### Data supplied
◆ ◆ ◆ ◆ ◆
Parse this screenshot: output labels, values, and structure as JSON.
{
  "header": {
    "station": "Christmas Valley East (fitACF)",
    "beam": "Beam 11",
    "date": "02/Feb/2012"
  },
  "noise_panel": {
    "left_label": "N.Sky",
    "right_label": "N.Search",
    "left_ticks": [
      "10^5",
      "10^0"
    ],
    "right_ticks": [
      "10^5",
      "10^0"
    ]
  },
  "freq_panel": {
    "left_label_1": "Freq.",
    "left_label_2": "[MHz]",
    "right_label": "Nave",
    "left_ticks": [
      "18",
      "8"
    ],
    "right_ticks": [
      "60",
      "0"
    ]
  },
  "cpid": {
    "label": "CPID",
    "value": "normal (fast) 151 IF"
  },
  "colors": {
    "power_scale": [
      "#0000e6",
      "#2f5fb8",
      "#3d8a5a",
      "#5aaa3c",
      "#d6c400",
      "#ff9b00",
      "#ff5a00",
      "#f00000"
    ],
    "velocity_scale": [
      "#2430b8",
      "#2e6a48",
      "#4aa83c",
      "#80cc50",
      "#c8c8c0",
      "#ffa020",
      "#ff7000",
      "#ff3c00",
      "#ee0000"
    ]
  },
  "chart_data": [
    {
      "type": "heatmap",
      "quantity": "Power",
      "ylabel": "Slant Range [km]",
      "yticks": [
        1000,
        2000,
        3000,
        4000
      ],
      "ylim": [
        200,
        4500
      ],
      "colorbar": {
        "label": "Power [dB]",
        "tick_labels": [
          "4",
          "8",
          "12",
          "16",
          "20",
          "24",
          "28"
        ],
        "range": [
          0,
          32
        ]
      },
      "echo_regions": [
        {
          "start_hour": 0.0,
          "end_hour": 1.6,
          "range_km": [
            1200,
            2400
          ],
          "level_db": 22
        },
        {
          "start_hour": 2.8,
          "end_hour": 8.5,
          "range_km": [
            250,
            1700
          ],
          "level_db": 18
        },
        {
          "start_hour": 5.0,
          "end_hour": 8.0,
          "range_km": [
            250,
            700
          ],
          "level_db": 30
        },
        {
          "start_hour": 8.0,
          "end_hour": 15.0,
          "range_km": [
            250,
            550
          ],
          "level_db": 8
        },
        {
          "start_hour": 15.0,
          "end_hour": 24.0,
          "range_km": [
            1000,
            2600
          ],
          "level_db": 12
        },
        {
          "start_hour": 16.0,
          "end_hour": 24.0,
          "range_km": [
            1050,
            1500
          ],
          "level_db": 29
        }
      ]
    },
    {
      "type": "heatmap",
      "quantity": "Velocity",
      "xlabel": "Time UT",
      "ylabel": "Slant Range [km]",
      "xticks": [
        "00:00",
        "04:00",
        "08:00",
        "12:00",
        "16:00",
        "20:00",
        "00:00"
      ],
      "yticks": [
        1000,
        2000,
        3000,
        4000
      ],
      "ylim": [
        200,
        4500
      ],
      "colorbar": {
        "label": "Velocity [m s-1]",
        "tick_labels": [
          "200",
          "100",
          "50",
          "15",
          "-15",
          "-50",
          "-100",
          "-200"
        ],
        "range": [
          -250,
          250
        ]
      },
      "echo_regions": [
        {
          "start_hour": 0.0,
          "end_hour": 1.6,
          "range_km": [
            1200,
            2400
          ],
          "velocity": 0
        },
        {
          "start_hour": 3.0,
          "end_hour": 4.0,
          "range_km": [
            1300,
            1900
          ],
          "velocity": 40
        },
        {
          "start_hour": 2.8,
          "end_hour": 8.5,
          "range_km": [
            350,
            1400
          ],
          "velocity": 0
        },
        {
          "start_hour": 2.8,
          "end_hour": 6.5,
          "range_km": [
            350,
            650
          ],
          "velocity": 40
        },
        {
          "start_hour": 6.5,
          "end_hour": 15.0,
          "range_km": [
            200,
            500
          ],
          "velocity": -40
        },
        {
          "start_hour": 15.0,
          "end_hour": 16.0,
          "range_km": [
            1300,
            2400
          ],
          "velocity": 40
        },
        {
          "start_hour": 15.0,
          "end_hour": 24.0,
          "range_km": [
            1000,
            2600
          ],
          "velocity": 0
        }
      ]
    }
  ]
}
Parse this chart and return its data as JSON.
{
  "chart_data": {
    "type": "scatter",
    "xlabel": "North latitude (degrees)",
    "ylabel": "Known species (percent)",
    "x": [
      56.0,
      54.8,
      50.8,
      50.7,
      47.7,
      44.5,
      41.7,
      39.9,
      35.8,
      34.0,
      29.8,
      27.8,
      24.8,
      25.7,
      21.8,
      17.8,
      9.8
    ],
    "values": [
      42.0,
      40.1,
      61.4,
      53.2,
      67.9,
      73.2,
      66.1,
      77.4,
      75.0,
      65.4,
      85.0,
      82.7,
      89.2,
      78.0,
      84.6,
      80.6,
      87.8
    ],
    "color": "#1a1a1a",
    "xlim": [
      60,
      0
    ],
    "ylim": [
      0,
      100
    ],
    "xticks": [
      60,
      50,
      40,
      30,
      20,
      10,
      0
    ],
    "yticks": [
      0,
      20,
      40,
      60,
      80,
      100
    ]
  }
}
◆ ◆ ◆ ◆ ◆
### Task to complete
In the entries above, find each line with the word "this" and copy it.

### The response
Parse this screenshot: output labels, values, and structure as JSON.
Parse this chart and return its data as JSON.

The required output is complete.